> _Task prompt_
Copy all lines of the listing that include the string "scrittore".

> _Provided entries_
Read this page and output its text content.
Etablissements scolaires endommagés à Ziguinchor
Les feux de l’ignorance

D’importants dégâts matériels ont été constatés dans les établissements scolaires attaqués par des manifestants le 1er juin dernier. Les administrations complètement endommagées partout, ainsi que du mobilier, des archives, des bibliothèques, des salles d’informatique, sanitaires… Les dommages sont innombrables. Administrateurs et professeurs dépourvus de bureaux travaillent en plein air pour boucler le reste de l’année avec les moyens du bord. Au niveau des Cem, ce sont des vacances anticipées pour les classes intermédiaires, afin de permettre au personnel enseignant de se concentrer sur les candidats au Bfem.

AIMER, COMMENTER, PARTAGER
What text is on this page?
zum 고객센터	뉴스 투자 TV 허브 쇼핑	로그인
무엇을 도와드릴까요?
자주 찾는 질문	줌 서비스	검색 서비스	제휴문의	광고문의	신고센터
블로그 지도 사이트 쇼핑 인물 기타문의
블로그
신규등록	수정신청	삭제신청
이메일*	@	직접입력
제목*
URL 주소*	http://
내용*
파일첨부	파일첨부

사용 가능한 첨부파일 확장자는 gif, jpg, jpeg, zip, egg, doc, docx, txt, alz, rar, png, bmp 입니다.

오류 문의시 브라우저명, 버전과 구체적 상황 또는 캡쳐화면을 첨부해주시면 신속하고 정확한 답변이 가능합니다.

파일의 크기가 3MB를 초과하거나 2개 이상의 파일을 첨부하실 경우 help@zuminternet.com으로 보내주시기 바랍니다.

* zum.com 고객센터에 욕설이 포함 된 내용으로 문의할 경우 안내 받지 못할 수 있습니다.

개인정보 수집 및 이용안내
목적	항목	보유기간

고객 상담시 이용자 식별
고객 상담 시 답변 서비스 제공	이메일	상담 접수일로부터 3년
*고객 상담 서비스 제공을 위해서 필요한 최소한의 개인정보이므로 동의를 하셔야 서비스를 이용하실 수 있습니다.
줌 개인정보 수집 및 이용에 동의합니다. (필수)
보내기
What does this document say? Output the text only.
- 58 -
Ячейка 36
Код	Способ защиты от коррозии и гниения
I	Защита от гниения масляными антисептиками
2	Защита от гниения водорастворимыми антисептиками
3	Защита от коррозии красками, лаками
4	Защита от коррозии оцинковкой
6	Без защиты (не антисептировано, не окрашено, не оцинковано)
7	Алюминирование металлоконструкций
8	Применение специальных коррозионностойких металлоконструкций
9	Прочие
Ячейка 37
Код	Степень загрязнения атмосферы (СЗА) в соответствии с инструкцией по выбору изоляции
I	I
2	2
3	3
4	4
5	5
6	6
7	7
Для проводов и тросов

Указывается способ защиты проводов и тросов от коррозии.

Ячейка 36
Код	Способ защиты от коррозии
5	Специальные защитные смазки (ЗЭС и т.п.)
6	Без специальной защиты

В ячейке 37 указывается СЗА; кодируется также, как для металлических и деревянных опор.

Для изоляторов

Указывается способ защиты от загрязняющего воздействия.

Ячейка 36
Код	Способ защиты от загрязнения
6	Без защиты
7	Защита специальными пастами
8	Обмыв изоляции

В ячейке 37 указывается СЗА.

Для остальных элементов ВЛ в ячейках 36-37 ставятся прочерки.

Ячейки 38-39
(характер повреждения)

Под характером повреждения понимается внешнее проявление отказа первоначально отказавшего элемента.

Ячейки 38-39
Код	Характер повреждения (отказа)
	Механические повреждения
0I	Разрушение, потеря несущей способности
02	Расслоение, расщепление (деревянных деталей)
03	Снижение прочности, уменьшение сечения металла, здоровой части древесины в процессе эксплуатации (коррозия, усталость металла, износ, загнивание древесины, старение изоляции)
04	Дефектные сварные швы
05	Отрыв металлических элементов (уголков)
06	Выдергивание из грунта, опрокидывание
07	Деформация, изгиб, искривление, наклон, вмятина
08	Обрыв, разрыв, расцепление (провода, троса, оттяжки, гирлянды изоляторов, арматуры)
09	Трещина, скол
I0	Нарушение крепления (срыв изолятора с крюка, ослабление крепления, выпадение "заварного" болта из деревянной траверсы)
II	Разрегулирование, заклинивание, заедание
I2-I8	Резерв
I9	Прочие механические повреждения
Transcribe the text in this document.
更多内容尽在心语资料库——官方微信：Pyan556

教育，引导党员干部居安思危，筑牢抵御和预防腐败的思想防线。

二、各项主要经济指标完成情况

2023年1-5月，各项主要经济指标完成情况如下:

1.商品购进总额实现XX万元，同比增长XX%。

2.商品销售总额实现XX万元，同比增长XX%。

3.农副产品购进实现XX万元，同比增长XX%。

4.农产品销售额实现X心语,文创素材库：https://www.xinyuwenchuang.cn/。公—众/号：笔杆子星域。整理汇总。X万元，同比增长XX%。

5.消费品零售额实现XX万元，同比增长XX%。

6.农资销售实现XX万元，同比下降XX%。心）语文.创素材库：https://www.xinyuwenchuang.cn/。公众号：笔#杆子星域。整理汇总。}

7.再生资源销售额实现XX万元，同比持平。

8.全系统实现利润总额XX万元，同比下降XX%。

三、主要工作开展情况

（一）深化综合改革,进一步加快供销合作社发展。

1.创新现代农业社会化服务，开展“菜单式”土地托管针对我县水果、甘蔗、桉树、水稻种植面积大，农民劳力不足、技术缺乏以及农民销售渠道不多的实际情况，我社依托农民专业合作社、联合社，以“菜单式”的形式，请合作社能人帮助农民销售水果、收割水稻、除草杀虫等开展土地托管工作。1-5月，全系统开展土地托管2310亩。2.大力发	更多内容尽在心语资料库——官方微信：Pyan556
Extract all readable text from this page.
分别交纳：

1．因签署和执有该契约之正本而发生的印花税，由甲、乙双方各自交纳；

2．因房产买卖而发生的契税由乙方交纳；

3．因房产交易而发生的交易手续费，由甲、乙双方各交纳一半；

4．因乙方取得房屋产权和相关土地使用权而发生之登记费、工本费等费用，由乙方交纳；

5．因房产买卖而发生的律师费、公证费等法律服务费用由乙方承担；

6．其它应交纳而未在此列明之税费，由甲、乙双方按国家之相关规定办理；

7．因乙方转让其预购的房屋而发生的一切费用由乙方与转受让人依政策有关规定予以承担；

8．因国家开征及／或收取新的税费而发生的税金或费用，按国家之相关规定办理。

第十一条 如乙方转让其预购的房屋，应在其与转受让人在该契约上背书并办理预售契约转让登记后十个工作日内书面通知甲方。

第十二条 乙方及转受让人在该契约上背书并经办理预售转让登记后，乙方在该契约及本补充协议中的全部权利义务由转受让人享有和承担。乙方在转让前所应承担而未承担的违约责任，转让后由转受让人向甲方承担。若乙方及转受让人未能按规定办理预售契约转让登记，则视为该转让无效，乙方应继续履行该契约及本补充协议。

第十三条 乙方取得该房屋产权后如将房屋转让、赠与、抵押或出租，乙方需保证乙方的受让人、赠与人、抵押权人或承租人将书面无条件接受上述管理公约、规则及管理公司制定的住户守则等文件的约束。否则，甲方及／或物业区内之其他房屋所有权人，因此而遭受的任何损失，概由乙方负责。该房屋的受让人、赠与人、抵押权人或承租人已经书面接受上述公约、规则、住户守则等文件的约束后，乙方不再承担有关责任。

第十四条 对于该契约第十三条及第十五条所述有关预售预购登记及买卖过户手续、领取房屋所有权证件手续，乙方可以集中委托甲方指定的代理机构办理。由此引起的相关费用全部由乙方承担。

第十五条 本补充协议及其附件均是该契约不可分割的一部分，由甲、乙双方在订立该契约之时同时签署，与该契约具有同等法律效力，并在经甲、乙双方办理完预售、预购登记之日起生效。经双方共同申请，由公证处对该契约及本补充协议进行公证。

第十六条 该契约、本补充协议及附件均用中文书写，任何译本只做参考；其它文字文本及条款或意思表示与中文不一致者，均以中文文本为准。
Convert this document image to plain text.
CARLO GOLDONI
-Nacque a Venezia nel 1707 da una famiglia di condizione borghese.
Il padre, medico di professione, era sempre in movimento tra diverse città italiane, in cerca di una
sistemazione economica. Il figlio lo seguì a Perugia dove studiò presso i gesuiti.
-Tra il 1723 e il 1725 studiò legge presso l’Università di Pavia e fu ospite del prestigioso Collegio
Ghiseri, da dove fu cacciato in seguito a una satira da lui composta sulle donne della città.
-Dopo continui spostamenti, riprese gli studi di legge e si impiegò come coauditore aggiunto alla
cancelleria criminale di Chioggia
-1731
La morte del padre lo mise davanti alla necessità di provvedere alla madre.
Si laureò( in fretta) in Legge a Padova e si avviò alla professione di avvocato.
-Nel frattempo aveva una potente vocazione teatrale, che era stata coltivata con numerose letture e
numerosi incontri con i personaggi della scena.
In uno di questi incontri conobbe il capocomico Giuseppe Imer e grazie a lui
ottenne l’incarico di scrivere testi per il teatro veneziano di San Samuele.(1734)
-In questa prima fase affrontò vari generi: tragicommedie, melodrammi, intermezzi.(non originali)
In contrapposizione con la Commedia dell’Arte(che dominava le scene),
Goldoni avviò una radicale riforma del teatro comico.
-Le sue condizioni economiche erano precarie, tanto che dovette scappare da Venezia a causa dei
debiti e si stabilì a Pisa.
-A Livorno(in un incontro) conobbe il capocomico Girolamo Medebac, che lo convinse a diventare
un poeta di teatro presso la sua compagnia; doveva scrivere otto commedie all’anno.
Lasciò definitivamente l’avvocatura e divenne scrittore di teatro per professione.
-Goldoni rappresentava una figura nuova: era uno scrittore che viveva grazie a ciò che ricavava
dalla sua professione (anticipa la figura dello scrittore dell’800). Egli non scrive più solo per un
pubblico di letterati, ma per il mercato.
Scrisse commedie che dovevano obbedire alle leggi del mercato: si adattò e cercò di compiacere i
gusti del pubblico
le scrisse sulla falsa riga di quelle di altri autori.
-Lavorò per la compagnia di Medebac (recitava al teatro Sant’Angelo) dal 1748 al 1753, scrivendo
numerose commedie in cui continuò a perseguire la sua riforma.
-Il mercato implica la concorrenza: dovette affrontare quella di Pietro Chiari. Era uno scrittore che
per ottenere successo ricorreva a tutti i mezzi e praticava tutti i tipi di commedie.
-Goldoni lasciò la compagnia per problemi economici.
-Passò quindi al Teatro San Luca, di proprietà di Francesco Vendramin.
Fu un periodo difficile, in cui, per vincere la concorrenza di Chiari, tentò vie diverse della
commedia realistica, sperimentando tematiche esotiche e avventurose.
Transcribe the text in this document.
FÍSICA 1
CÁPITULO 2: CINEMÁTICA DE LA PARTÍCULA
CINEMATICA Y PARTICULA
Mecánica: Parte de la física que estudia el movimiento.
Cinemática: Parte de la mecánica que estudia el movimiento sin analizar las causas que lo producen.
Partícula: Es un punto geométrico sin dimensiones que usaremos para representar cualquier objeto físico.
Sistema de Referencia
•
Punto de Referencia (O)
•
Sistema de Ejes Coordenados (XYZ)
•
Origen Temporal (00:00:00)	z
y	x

> _Task answer_
Lasciò definitivamente l’avvocatura e divenne scrittore di teatro per professione.
-Goldoni rappresentava una figura nuova: era uno scrittore che viveva grazie a ciò che ricavava
dalla sua professione (anticipa la figura dello scrittore dell’800). Egli non scrive più solo per un
-Il mercato implica la concorrenza: dovette affrontare quella di Pietro Chiari. Era uno scrittore che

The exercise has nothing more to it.